-- Start of INPUT ROWS --
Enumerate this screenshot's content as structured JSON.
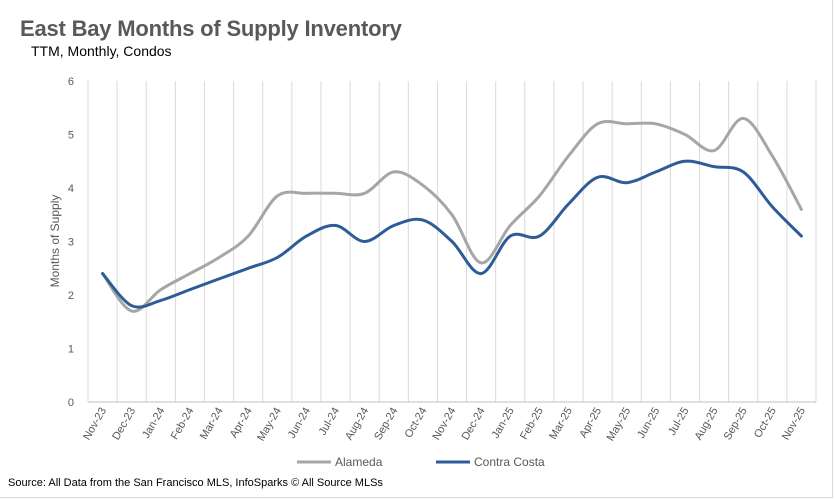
{
  "title": "East Bay Months of Supply Inventory",
  "subtitle": "TTM, Monthly, Condos",
  "source": "Source: All Data from the San Francisco MLS, InfoSparks © All Source MLSs",
  "chart_data": {
    "type": "line",
    "title": "East Bay Months of Supply Inventory",
    "subtitle": "TTM, Monthly, Condos",
    "xlabel": "",
    "ylabel": "Months of Supply",
    "ylim": [
      0,
      6
    ],
    "yticks": [
      0,
      1,
      2,
      3,
      4,
      5,
      6
    ],
    "grid": "vertical",
    "legend": "bottom",
    "categories": [
      "Nov-23",
      "Dec-23",
      "Jan-24",
      "Feb-24",
      "Mar-24",
      "Apr-24",
      "May-24",
      "Jun-24",
      "Jul-24",
      "Aug-24",
      "Sep-24",
      "Oct-24",
      "Nov-24",
      "Dec-24",
      "Jan-25",
      "Feb-25",
      "Mar-25",
      "Apr-25",
      "May-25",
      "Jun-25",
      "Jul-25",
      "Aug-25",
      "Sep-25",
      "Oct-25",
      "Nov-25"
    ],
    "series": [
      {
        "name": "Alameda",
        "color": "#a6a6a6",
        "values": [
          2.4,
          1.7,
          2.1,
          2.4,
          2.7,
          3.1,
          3.85,
          3.9,
          3.9,
          3.9,
          4.3,
          4.05,
          3.5,
          2.6,
          3.3,
          3.85,
          4.6,
          5.2,
          5.2,
          5.2,
          5.0,
          4.7,
          5.3,
          4.6,
          3.6
        ]
      },
      {
        "name": "Contra Costa",
        "color": "#2e5c96",
        "values": [
          2.4,
          1.8,
          1.9,
          2.1,
          2.3,
          2.5,
          2.7,
          3.1,
          3.3,
          3.0,
          3.3,
          3.4,
          3.0,
          2.4,
          3.1,
          3.1,
          3.7,
          4.2,
          4.1,
          4.3,
          4.5,
          4.4,
          4.3,
          3.65,
          3.1
        ]
      }
    ]
  }
}
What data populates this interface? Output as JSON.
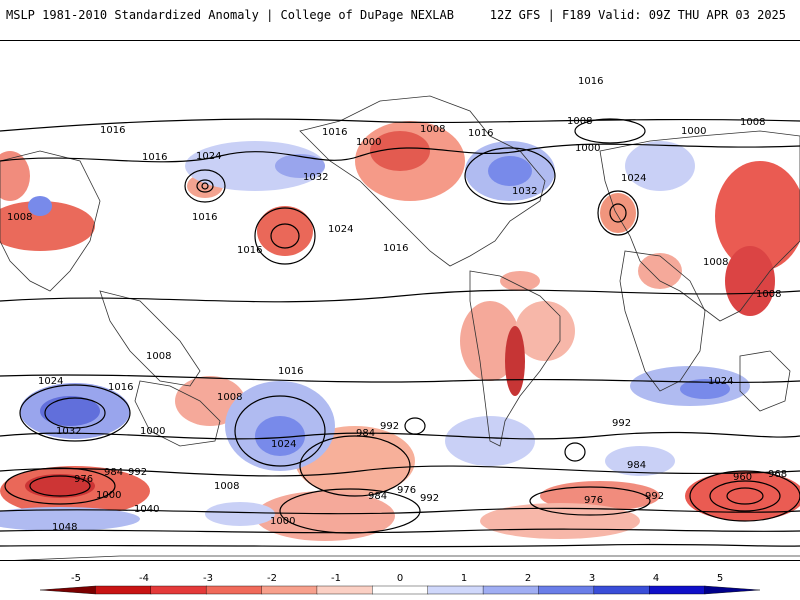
{
  "header": {
    "title_left": "MSLP 1981-2010 Standardized Anomaly | College of DuPage NEXLAB",
    "title_right": "12Z GFS | F189 Valid: 09Z THU APR 03 2025"
  },
  "map": {
    "isobar_labels": [
      "1016",
      "1016",
      "1016",
      "1016",
      "1016",
      "1016",
      "1016",
      "1016",
      "1016",
      "1016",
      "1024",
      "1024",
      "1024",
      "1024",
      "1024",
      "1024",
      "1032",
      "1032",
      "1032",
      "1008",
      "1008",
      "1008",
      "1008",
      "1008",
      "1008",
      "1008",
      "1008",
      "1008",
      "1000",
      "1000",
      "1000",
      "1000",
      "1000",
      "1000",
      "992",
      "992",
      "992",
      "992",
      "992",
      "984",
      "984",
      "984",
      "984",
      "976",
      "976",
      "976",
      "968",
      "960",
      "1040",
      "1048"
    ]
  },
  "colorbar": {
    "ticks": [
      "-5",
      "-4",
      "-3",
      "-2",
      "-1",
      "0",
      "1",
      "2",
      "3",
      "4",
      "5"
    ],
    "colors": [
      "#7a0000",
      "#c81414",
      "#e43a3a",
      "#f06a5a",
      "#f7a08c",
      "#fbd0c4",
      "#ffffff",
      "#d0d8fb",
      "#a0aef3",
      "#6a7ee8",
      "#3a4ed8",
      "#1010c8",
      "#00008a"
    ]
  }
}
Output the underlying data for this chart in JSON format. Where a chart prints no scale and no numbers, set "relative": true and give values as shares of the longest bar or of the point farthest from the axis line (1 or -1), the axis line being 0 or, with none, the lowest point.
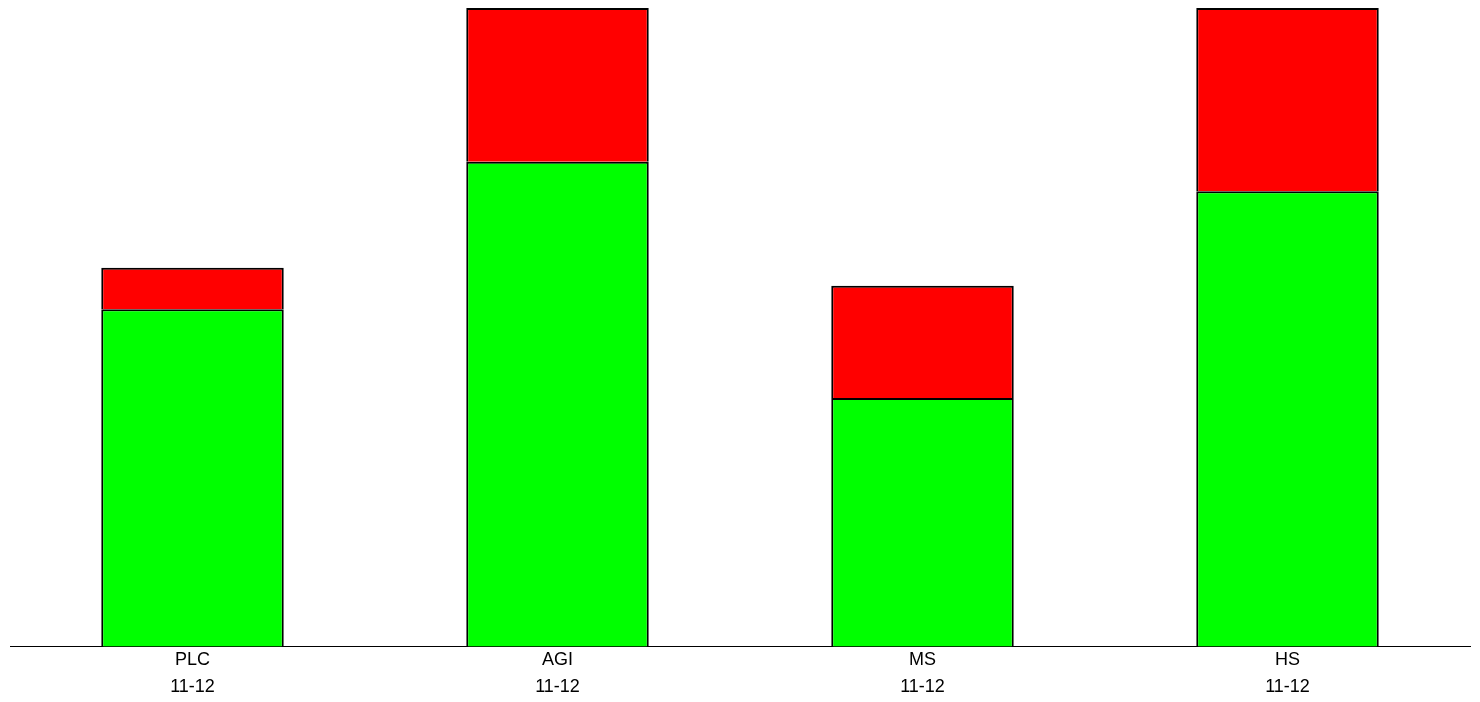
{
  "chart_data": {
    "type": "bar",
    "stacked": true,
    "relative": true,
    "categories": [
      "PLC",
      "AGI",
      "MS",
      "HS"
    ],
    "series": [
      {
        "color": "#00ff00",
        "values": [
          0.528,
          0.759,
          0.389,
          0.713
        ]
      },
      {
        "color": "#ff0000",
        "values": [
          0.065,
          0.241,
          0.176,
          0.287
        ]
      }
    ],
    "annotations": [
      "11-12",
      "11-12",
      "11-12",
      "11-12"
    ],
    "grid": false,
    "legend": false
  }
}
-- End of INPUT ROWS --
WORK TO DO:
Using the listing above, locate the lines that hold "Monthly" and copy each one.

THE COMPLETED TASK:
  "subtitle": "TTM, Monthly, Condos",
    "subtitle": "TTM, Monthly, Condos",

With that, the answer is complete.